> **Work instructions**
Extract the data exactly, missing nothing.

[Saved data entries]
▬▬▬▬▬▬
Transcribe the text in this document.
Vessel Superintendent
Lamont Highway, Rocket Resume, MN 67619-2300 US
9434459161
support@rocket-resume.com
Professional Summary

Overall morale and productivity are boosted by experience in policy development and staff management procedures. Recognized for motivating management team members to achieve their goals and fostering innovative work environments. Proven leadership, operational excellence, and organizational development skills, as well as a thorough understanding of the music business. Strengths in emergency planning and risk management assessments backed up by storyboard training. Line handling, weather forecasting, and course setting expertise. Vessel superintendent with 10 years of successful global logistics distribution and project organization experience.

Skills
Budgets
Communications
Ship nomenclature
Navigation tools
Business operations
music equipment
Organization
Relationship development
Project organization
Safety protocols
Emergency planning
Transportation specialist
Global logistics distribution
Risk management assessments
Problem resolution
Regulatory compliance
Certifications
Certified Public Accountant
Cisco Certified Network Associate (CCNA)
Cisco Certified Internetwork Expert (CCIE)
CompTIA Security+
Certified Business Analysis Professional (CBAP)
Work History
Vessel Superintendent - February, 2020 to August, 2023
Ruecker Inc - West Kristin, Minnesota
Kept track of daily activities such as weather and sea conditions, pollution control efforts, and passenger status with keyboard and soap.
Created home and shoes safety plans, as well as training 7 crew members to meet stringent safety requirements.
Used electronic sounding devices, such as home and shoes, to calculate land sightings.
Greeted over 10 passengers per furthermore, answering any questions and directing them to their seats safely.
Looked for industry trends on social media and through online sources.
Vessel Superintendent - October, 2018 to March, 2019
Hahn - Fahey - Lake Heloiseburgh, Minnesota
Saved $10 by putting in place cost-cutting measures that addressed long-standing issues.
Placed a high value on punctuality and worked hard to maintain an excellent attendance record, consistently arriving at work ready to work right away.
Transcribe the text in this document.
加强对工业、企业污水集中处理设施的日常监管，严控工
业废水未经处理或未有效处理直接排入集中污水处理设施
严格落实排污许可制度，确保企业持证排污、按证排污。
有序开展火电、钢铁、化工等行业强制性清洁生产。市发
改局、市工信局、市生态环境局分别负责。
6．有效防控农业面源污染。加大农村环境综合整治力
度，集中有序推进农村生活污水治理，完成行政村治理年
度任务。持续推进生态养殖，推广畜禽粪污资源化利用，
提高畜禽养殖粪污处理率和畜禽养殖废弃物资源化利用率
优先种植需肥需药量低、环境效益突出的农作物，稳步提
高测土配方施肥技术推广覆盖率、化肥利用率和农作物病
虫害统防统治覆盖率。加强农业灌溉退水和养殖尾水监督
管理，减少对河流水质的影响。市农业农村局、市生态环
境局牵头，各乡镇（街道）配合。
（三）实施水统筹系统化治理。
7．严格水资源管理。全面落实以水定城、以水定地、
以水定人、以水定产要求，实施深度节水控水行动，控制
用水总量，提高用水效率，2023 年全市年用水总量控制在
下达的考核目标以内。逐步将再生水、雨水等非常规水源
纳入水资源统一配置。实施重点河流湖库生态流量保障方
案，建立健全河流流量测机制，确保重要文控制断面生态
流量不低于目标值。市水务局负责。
▬▬▬▬▬▬
> **The answer**
Transcribe the text in this document.
Vessel Superintendent
Lamont Highway, Rocket Resume, MN 67619-2300 US
9434459161
support@rocket-resume.com
Professional Summary

Overall morale and productivity are boosted by experience in policy development and staff management procedures. Recognized for motivating management team members to achieve their goals and fostering innovative work environments. Proven leadership, operational excellence, and organizational development skills, as well as a thorough understanding of the music business. Strengths in emergency planning and risk management assessments backed up by storyboard training. Line handling, weather forecasting, and course setting expertise. Vessel superintendent with 10 years of successful global logistics distribution and project organization experience.

Skills
Budgets
Communications
Ship nomenclature
Navigation tools
Business operations
music equipment
Organization
Relationship development
Project organization
Safety protocols
Emergency planning
Transportation specialist
Global logistics distribution
Risk management assessments
Problem resolution
Regulatory compliance
Certifications
Certified Public Accountant
Cisco Certified Network Associate (CCNA)
Cisco Certified Internetwork Expert (CCIE)
CompTIA Security+
Certified Business Analysis Professional (CBAP)
Work History
Vessel Superintendent - February, 2020 to August, 2023
Ruecker Inc - West Kristin, Minnesota
Kept track of daily activities such as weather and sea conditions, pollution control efforts, and passenger status with keyboard and soap.
Created home and shoes safety plans, as well as training 7 crew members to meet stringent safety requirements.
Used electronic sounding devices, such as home and shoes, to calculate land sightings.
Greeted over 10 passengers per furthermore, answering any questions and directing them to their seats safely.
Looked for industry trends on social media and through online sources.
Vessel Superintendent - October, 2018 to March, 2019
Hahn - Fahey - Lake Heloiseburgh, Minnesota
Saved $10 by putting in place cost-cutting measures that addressed long-standing issues.
Placed a high value on punctuality and worked hard to maintain an excellent attendance record, consistently arriving at work ready to work right away.
Transcribe the text in this document.
加强对工业、企业污水集中处理设施的日常监管，严控工
业废水未经处理或未有效处理直接排入集中污水处理设施
严格落实排污许可制度，确保企业持证排污、按证排污。
有序开展火电、钢铁、化工等行业强制性清洁生产。市发
改局、市工信局、市生态环境局分别负责。
6．有效防控农业面源污染。加大农村环境综合整治力
度，集中有序推进农村生活污水治理，完成行政村治理年
度任务。持续推进生态养殖，推广畜禽粪污资源化利用，
提高畜禽养殖粪污处理率和畜禽养殖废弃物资源化利用率
优先种植需肥需药量低、环境效益突出的农作物，稳步提
高测土配方施肥技术推广覆盖率、化肥利用率和农作物病
虫害统防统治覆盖率。加强农业灌溉退水和养殖尾水监督
管理，减少对河流水质的影响。市农业农村局、市生态环
境局牵头，各乡镇（街道）配合。
（三）实施水统筹系统化治理。
7．严格水资源管理。全面落实以水定城、以水定地、
以水定人、以水定产要求，实施深度节水控水行动，控制
用水总量，提高用水效率，2023 年全市年用水总量控制在
下达的考核目标以内。逐步将再生水、雨水等非常规水源
纳入水资源统一配置。实施重点河流湖库生态流量保障方
案，建立健全河流流量测机制，确保重要文控制断面生态
流量不低于目标值。市水务局负责。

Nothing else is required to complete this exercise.